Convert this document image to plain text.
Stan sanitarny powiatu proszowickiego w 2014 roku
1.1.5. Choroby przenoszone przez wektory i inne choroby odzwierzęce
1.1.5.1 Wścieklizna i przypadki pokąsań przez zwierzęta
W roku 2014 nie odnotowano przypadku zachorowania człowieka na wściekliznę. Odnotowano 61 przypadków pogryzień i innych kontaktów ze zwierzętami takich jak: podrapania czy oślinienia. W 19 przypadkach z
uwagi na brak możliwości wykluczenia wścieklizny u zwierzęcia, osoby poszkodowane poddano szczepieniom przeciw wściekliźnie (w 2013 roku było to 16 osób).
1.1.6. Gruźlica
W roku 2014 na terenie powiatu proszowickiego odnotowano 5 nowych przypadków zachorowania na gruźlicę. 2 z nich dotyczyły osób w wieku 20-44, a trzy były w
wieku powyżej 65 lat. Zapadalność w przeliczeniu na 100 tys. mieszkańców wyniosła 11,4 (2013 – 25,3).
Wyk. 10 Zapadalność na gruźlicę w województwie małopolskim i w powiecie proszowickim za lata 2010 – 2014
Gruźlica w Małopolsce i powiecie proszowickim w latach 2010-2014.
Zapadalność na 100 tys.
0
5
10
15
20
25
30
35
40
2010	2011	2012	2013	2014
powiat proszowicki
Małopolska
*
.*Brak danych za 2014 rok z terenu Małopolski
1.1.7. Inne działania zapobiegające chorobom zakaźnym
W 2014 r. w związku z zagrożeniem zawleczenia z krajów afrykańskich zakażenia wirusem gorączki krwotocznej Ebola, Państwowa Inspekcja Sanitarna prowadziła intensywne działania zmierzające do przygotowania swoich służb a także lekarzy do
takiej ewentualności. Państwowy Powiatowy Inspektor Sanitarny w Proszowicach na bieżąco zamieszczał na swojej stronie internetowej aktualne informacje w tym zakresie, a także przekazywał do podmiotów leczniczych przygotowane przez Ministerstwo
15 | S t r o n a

* TASK DIRECTIONS:
Find and copy each line above that includes the string "proszowickim".

* EXERCISE RESULT:
Wyk. 10 Zapadalność na gruźlicę w województwie małopolskim i w powiecie proszowickim za lata 2010 – 2014
Gruźlica w Małopolsce i powiecie proszowickim w latach 2010-2014.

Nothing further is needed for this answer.